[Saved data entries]
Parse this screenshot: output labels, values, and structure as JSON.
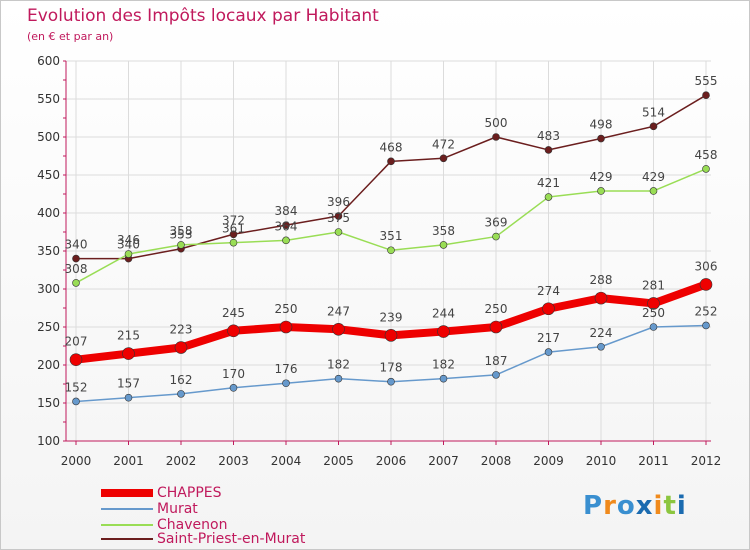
{
  "title": "Evolution des Impôts locaux par Habitant",
  "subtitle": "(en € et par an)",
  "logo": "Proxiti",
  "colors": {
    "title": "#c0195c",
    "axis": "#c0195c"
  },
  "chart_data": {
    "type": "line",
    "x": [
      "2000",
      "2001",
      "2002",
      "2003",
      "2004",
      "2005",
      "2006",
      "2007",
      "2008",
      "2009",
      "2010",
      "2011",
      "2012"
    ],
    "ylim": [
      100,
      600
    ],
    "yticks": [
      100,
      150,
      200,
      250,
      300,
      350,
      400,
      450,
      500,
      550,
      600
    ],
    "grid": true,
    "legend_position": "bottom",
    "series": [
      {
        "name": "CHAPPES",
        "color": "#ee0000",
        "values": [
          207,
          215,
          223,
          245,
          250,
          247,
          239,
          244,
          250,
          274,
          288,
          281,
          306
        ]
      },
      {
        "name": "Murat",
        "color": "#6699cc",
        "values": [
          152,
          157,
          162,
          170,
          176,
          182,
          178,
          182,
          187,
          217,
          224,
          250,
          252
        ]
      },
      {
        "name": "Chavenon",
        "color": "#99dd55",
        "values": [
          308,
          346,
          358,
          361,
          364,
          375,
          351,
          358,
          369,
          421,
          429,
          429,
          458
        ]
      },
      {
        "name": "Saint-Priest-en-Murat",
        "color": "#6b1e1e",
        "values": [
          340,
          340,
          353,
          372,
          384,
          396,
          468,
          472,
          500,
          483,
          498,
          514,
          555
        ]
      }
    ]
  }
}
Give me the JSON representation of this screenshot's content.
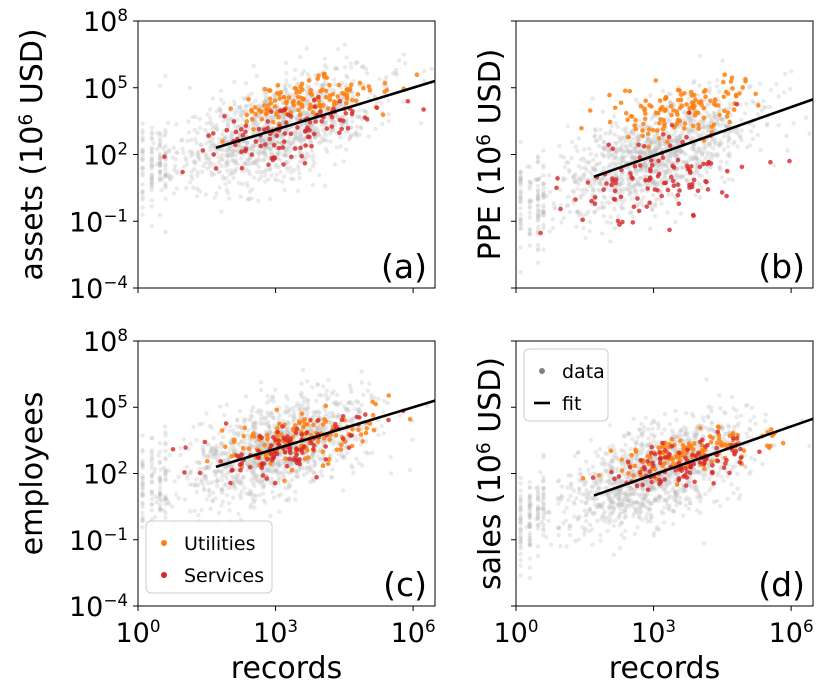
{
  "colors": {
    "data": "#bfbfbf",
    "legend_data": "#808080",
    "utilities": "#ff7f0e",
    "services": "#d62728",
    "fit": "#000000"
  },
  "chart_data": [
    {
      "type": "scatter",
      "panel_tag": "(a)",
      "ylabel_prefix": "assets (10",
      "ylabel_sup": "6",
      "ylabel_suffix": " USD)",
      "xscale": "log",
      "yscale": "log",
      "xlim": [
        1,
        3000000
      ],
      "ylim": [
        0.0001,
        100000000
      ],
      "yticks": [
        {
          "base": "10",
          "exp": "8"
        },
        {
          "base": "10",
          "exp": "5"
        },
        {
          "base": "10",
          "exp": "2"
        },
        {
          "base": "10",
          "exp": "−1"
        },
        {
          "base": "10",
          "exp": "−4"
        }
      ],
      "fit": {
        "x": [
          50,
          3000000
        ],
        "y": [
          200,
          200000
        ]
      },
      "utilities_center": {
        "logx": 3.6,
        "logy": 4.4,
        "spread": [
          0.9,
          0.45
        ]
      },
      "services_center": {
        "logx": 3.2,
        "logy": 3.0,
        "spread": [
          0.9,
          0.7
        ]
      },
      "seed": 11
    },
    {
      "type": "scatter",
      "panel_tag": "(b)",
      "ylabel_prefix": "PPE (10",
      "ylabel_sup": "6",
      "ylabel_suffix": " USD)",
      "xscale": "log",
      "yscale": "log",
      "xlim": [
        1,
        3000000
      ],
      "ylim": [
        0.0001,
        100000000
      ],
      "fit": {
        "x": [
          50,
          3000000
        ],
        "y": [
          10,
          30000
        ]
      },
      "utilities_center": {
        "logx": 3.7,
        "logy": 4.0,
        "spread": [
          0.9,
          0.6
        ]
      },
      "services_center": {
        "logx": 3.0,
        "logy": 1.0,
        "spread": [
          0.9,
          1.0
        ]
      },
      "seed": 23
    },
    {
      "type": "scatter",
      "panel_tag": "(c)",
      "ylabel": "employees",
      "xscale": "log",
      "yscale": "log",
      "xlim": [
        1,
        3000000
      ],
      "ylim": [
        0.0001,
        100000000
      ],
      "xlabel": "records",
      "xticks": [
        {
          "base": "10",
          "exp": "0"
        },
        {
          "base": "10",
          "exp": "3"
        },
        {
          "base": "10",
          "exp": "6"
        }
      ],
      "yticks": [
        {
          "base": "10",
          "exp": "8"
        },
        {
          "base": "10",
          "exp": "5"
        },
        {
          "base": "10",
          "exp": "2"
        },
        {
          "base": "10",
          "exp": "−1"
        },
        {
          "base": "10",
          "exp": "−4"
        }
      ],
      "fit": {
        "x": [
          50,
          3000000
        ],
        "y": [
          200,
          200000
        ]
      },
      "utilities_center": {
        "logx": 3.5,
        "logy": 3.6,
        "spread": [
          0.9,
          0.6
        ]
      },
      "services_center": {
        "logx": 3.4,
        "logy": 3.3,
        "spread": [
          0.9,
          0.6
        ]
      },
      "legend": [
        {
          "label": "Utilities",
          "series": "utilities"
        },
        {
          "label": "Services",
          "series": "services"
        }
      ],
      "seed": 37
    },
    {
      "type": "scatter",
      "panel_tag": "(d)",
      "ylabel_prefix": "sales (10",
      "ylabel_sup": "6",
      "ylabel_suffix": " USD)",
      "xscale": "log",
      "yscale": "log",
      "xlim": [
        1,
        3000000
      ],
      "ylim": [
        0.0001,
        100000000
      ],
      "xlabel": "records",
      "xticks": [
        {
          "base": "10",
          "exp": "0"
        },
        {
          "base": "10",
          "exp": "3"
        },
        {
          "base": "10",
          "exp": "6"
        }
      ],
      "fit": {
        "x": [
          50,
          3000000
        ],
        "y": [
          10,
          30000
        ]
      },
      "utilities_center": {
        "logx": 3.8,
        "logy": 2.9,
        "spread": [
          0.8,
          0.4
        ]
      },
      "services_center": {
        "logx": 3.6,
        "logy": 2.4,
        "spread": [
          0.8,
          0.5
        ]
      },
      "legend": [
        {
          "label": "data",
          "series": "data"
        },
        {
          "label": "fit",
          "series": "fit"
        }
      ],
      "seed": 53
    }
  ]
}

Direction: All of the entries above should be copied exactly, except for the pictures.

Expected answer:
Parse this screenshot: output labels, values, and structure as JSON.
{
  "title": "Evolution des Impôts locaux par Habitant",
  "subtitle": "(en € et par an)",
  "logo": "Proxiti",
  "colors": {
    "title": "#c0195c",
    "axis": "#c0195c"
  },
  "chart_data": {
    "type": "line",
    "x": [
      "2000",
      "2001",
      "2002",
      "2003",
      "2004",
      "2005",
      "2006",
      "2007",
      "2008",
      "2009",
      "2010",
      "2011",
      "2012"
    ],
    "ylim": [
      100,
      600
    ],
    "yticks": [
      100,
      150,
      200,
      250,
      300,
      350,
      400,
      450,
      500,
      550,
      600
    ],
    "grid": true,
    "legend_position": "bottom",
    "series": [
      {
        "name": "CHAPPES",
        "color": "#ee0000",
        "values": [
          207,
          215,
          223,
          245,
          250,
          247,
          239,
          244,
          250,
          274,
          288,
          281,
          306
        ]
      },
      {
        "name": "Murat",
        "color": "#6699cc",
        "values": [
          152,
          157,
          162,
          170,
          176,
          182,
          178,
          182,
          187,
          217,
          224,
          250,
          252
        ]
      },
      {
        "name": "Chavenon",
        "color": "#99dd55",
        "values": [
          308,
          346,
          358,
          361,
          364,
          375,
          351,
          358,
          369,
          421,
          429,
          429,
          458
        ]
      },
      {
        "name": "Saint-Priest-en-Murat",
        "color": "#6b1e1e",
        "values": [
          340,
          340,
          353,
          372,
          384,
          396,
          468,
          472,
          500,
          483,
          498,
          514,
          555
        ]
      }
    ]
  }
}
Give me the JSON representation of this screenshot's content.
{
  "colors": {
    "data": "#bfbfbf",
    "legend_data": "#808080",
    "utilities": "#ff7f0e",
    "services": "#d62728",
    "fit": "#000000"
  },
  "chart_data": [
    {
      "type": "scatter",
      "panel_tag": "(a)",
      "ylabel_prefix": "assets (10",
      "ylabel_sup": "6",
      "ylabel_suffix": " USD)",
      "xscale": "log",
      "yscale": "log",
      "xlim": [
        1,
        3000000
      ],
      "ylim": [
        0.0001,
        100000000
      ],
      "yticks": [
        {
          "base": "10",
          "exp": "8"
        },
        {
          "base": "10",
          "exp": "5"
        },
        {
          "base": "10",
          "exp": "2"
        },
        {
          "base": "10",
          "exp": "−1"
        },
        {
          "base": "10",
          "exp": "−4"
        }
      ],
      "fit": {
        "x": [
          50,
          3000000
        ],
        "y": [
          200,
          200000
        ]
      },
      "utilities_center": {
        "logx": 3.6,
        "logy": 4.4,
        "spread": [
          0.9,
          0.45
        ]
      },
      "services_center": {
        "logx": 3.2,
        "logy": 3.0,
        "spread": [
          0.9,
          0.7
        ]
      },
      "seed": 11
    },
    {
      "type": "scatter",
      "panel_tag": "(b)",
      "ylabel_prefix": "PPE (10",
      "ylabel_sup": "6",
      "ylabel_suffix": " USD)",
      "xscale": "log",
      "yscale": "log",
      "xlim": [
        1,
        3000000
      ],
      "ylim": [
        0.0001,
        100000000
      ],
      "fit": {
        "x": [
          50,
          3000000
        ],
        "y": [
          10,
          30000
        ]
      },
      "utilities_center": {
        "logx": 3.7,
        "logy": 4.0,
        "spread": [
          0.9,
          0.6
        ]
      },
      "services_center": {
        "logx": 3.0,
        "logy": 1.0,
        "spread": [
          0.9,
          1.0
        ]
      },
      "seed": 23
    },
    {
      "type": "scatter",
      "panel_tag": "(c)",
      "ylabel": "employees",
      "xscale": "log",
      "yscale": "log",
      "xlim": [
        1,
        3000000
      ],
      "ylim": [
        0.0001,
        100000000
      ],
      "xlabel": "records",
      "xticks": [
        {
          "base": "10",
          "exp": "0"
        },
        {
          "base": "10",
          "exp": "3"
        },
        {
          "base": "10",
          "exp": "6"
        }
      ],
      "yticks": [
        {
          "base": "10",
          "exp": "8"
        },
        {
          "base": "10",
          "exp": "5"
        },
        {
          "base": "10",
          "exp": "2"
        },
        {
          "base": "10",
          "exp": "−1"
        },
        {
          "base": "10",
          "exp": "−4"
        }
      ],
      "fit": {
        "x": [
          50,
          3000000
        ],
        "y": [
          200,
          200000
        ]
      },
      "utilities_center": {
        "logx": 3.5,
        "logy": 3.6,
        "spread": [
          0.9,
          0.6
        ]
      },
      "services_center": {
        "logx": 3.4,
        "logy": 3.3,
        "spread": [
          0.9,
          0.6
        ]
      },
      "legend": [
        {
          "label": "Utilities",
          "series": "utilities"
        },
        {
          "label": "Services",
          "series": "services"
        }
      ],
      "seed": 37
    },
    {
      "type": "scatter",
      "panel_tag": "(d)",
      "ylabel_prefix": "sales (10",
      "ylabel_sup": "6",
      "ylabel_suffix": " USD)",
      "xscale": "log",
      "yscale": "log",
      "xlim": [
        1,
        3000000
      ],
      "ylim": [
        0.0001,
        100000000
      ],
      "xlabel": "records",
      "xticks": [
        {
          "base": "10",
          "exp": "0"
        },
        {
          "base": "10",
          "exp": "3"
        },
        {
          "base": "10",
          "exp": "6"
        }
      ],
      "fit": {
        "x": [
          50,
          3000000
        ],
        "y": [
          10,
          30000
        ]
      },
      "utilities_center": {
        "logx": 3.8,
        "logy": 2.9,
        "spread": [
          0.8,
          0.4
        ]
      },
      "services_center": {
        "logx": 3.6,
        "logy": 2.4,
        "spread": [
          0.8,
          0.5
        ]
      },
      "legend": [
        {
          "label": "data",
          "series": "data"
        },
        {
          "label": "fit",
          "series": "fit"
        }
      ],
      "seed": 53
    }
  ]
}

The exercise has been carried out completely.